▸ **WORK TO BE COMPLETED**: Extract the entries in their exact form.

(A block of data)
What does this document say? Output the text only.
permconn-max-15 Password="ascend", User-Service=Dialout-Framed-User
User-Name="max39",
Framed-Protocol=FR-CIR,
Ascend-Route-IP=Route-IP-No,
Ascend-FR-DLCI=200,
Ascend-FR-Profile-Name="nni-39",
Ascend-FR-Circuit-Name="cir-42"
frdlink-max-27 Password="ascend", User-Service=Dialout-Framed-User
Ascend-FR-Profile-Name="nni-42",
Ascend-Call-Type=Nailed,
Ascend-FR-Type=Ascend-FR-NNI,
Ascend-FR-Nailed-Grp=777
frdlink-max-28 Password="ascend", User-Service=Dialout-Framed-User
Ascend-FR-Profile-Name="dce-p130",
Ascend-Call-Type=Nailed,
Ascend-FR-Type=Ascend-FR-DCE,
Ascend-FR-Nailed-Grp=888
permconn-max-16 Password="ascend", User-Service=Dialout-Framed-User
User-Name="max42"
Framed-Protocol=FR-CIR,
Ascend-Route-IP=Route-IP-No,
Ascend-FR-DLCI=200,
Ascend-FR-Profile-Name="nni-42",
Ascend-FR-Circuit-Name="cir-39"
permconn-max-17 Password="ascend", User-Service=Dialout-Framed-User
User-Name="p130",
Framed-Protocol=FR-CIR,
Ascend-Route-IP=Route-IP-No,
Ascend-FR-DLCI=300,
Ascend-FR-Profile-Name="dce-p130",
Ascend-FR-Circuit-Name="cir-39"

▸ **THE REPLY**:
What does this document say? Output the text only.
permconn-max-15 Password="ascend", User-Service=Dialout-Framed-User
User-Name="max39",
Framed-Protocol=FR-CIR,
Ascend-Route-IP=Route-IP-No,
Ascend-FR-DLCI=200,
Ascend-FR-Profile-Name="nni-39",
Ascend-FR-Circuit-Name="cir-42"
frdlink-max-27 Password="ascend", User-Service=Dialout-Framed-User
Ascend-FR-Profile-Name="nni-42",
Ascend-Call-Type=Nailed,
Ascend-FR-Type=Ascend-FR-NNI,
Ascend-FR-Nailed-Grp=777
frdlink-max-28 Password="ascend", User-Service=Dialout-Framed-User
Ascend-FR-Profile-Name="dce-p130",
Ascend-Call-Type=Nailed,
Ascend-FR-Type=Ascend-FR-DCE,
Ascend-FR-Nailed-Grp=888
permconn-max-16 Password="ascend", User-Service=Dialout-Framed-User
User-Name="max42"
Framed-Protocol=FR-CIR,
Ascend-Route-IP=Route-IP-No,
Ascend-FR-DLCI=200,
Ascend-FR-Profile-Name="nni-42",
Ascend-FR-Circuit-Name="cir-39"
permconn-max-17 Password="ascend", User-Service=Dialout-Framed-User
User-Name="p130",
Framed-Protocol=FR-CIR,
Ascend-Route-IP=Route-IP-No,
Ascend-FR-DLCI=300,
Ascend-FR-Profile-Name="dce-p130",
Ascend-FR-Circuit-Name="cir-39"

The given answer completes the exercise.